GIVEN RECORDS ▸
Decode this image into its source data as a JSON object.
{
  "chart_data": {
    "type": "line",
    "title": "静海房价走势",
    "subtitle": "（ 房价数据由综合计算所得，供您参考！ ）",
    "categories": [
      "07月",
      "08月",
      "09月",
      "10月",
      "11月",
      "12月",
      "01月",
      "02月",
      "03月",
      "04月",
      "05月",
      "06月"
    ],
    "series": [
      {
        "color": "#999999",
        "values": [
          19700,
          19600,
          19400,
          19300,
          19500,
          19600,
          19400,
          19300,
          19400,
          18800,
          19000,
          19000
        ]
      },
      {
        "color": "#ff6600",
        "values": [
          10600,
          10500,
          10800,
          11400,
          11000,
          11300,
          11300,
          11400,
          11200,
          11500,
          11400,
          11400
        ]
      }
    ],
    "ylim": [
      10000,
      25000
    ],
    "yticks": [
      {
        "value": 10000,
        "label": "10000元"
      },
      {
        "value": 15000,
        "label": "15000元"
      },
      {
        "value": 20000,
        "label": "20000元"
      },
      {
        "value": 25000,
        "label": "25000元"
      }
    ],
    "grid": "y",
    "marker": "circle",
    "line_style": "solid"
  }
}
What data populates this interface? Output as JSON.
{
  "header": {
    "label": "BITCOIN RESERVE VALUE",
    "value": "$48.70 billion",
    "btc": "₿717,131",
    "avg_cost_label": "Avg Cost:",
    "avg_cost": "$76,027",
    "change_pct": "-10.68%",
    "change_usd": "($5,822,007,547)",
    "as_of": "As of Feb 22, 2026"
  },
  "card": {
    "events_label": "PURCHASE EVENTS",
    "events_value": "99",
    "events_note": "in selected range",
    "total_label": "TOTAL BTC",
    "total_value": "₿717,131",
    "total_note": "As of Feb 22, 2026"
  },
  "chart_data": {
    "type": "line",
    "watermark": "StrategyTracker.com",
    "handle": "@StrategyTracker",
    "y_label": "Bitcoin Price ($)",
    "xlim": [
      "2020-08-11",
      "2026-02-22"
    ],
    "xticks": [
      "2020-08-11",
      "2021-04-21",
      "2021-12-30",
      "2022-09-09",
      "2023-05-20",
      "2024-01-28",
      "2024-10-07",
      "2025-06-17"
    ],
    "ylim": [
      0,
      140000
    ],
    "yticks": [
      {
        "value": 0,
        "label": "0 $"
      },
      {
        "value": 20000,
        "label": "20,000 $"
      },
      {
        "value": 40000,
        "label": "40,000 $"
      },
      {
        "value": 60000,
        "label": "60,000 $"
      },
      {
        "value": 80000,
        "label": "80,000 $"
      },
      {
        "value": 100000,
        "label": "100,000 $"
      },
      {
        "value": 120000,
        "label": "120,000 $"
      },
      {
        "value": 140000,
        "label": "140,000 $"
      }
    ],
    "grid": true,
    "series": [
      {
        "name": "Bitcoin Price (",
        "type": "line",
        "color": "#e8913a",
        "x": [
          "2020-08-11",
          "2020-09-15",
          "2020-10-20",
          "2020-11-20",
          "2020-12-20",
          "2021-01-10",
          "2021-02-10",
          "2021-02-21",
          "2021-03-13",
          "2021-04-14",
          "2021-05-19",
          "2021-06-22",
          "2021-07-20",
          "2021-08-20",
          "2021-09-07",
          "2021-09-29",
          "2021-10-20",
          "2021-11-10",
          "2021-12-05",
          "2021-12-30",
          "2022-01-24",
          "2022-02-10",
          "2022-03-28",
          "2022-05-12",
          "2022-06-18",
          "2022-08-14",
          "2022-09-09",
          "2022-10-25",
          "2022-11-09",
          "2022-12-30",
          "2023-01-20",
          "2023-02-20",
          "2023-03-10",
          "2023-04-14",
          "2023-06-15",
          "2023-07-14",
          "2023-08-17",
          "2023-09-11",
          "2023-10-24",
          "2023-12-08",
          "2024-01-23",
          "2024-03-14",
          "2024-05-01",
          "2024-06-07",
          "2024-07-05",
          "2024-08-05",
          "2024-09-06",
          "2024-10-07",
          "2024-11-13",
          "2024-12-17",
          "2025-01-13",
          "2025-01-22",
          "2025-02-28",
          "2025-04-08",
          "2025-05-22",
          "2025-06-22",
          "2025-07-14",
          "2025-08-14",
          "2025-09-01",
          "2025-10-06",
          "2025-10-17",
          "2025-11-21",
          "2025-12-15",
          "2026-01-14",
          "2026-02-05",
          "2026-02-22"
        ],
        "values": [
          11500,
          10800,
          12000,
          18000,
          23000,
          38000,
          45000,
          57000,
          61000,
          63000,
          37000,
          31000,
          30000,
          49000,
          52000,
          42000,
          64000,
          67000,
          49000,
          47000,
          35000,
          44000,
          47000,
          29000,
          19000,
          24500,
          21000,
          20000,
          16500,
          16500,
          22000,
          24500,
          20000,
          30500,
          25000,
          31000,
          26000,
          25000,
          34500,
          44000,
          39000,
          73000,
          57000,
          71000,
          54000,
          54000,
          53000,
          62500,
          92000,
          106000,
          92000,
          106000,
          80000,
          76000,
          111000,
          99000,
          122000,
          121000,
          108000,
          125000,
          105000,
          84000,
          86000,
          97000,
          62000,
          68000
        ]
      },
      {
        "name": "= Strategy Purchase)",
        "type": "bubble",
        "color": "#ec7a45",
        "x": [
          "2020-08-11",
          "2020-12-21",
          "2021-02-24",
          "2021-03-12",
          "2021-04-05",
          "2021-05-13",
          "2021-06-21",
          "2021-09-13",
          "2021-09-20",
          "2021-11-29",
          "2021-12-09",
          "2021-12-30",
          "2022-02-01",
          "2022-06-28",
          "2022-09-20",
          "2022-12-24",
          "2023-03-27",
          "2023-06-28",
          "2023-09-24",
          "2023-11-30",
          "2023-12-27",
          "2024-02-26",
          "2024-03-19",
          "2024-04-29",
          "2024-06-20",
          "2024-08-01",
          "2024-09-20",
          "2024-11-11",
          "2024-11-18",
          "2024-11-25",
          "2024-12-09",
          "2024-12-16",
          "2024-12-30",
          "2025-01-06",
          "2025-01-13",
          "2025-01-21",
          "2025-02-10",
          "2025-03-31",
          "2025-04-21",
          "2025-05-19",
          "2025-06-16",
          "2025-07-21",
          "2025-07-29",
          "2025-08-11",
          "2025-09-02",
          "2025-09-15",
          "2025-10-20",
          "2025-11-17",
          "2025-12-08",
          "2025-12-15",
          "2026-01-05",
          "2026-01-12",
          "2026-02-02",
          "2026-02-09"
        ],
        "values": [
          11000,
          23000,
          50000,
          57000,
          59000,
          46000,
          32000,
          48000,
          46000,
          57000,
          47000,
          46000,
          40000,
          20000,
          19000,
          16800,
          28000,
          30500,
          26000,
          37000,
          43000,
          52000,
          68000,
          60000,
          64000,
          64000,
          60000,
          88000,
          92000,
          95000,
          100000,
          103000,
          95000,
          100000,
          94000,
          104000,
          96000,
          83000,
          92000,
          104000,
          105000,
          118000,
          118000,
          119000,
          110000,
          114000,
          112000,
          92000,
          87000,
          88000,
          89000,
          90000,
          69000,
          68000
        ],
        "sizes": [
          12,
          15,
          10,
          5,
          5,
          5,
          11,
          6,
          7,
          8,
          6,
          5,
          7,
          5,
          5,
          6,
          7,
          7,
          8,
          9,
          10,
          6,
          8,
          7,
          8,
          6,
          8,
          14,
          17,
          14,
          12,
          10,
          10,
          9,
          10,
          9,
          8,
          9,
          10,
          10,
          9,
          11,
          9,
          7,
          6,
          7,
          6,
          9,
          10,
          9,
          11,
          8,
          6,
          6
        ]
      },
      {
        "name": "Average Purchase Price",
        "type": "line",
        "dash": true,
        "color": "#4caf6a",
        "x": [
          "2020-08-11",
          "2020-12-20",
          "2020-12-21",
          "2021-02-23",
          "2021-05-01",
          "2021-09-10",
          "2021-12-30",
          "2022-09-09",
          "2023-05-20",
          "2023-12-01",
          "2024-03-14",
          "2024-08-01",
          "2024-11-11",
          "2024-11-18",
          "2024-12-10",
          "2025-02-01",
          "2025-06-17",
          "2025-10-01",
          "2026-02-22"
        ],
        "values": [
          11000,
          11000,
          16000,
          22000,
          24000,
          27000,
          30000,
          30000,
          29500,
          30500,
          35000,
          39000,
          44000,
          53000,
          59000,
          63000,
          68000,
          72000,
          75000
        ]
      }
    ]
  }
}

EXERCISE GOAL ▸ Copy each line that holds the word "StrategyTracker".

TASK ANSWER ▸
    "watermark": "StrategyTracker.com",
    "handle": "@StrategyTracker",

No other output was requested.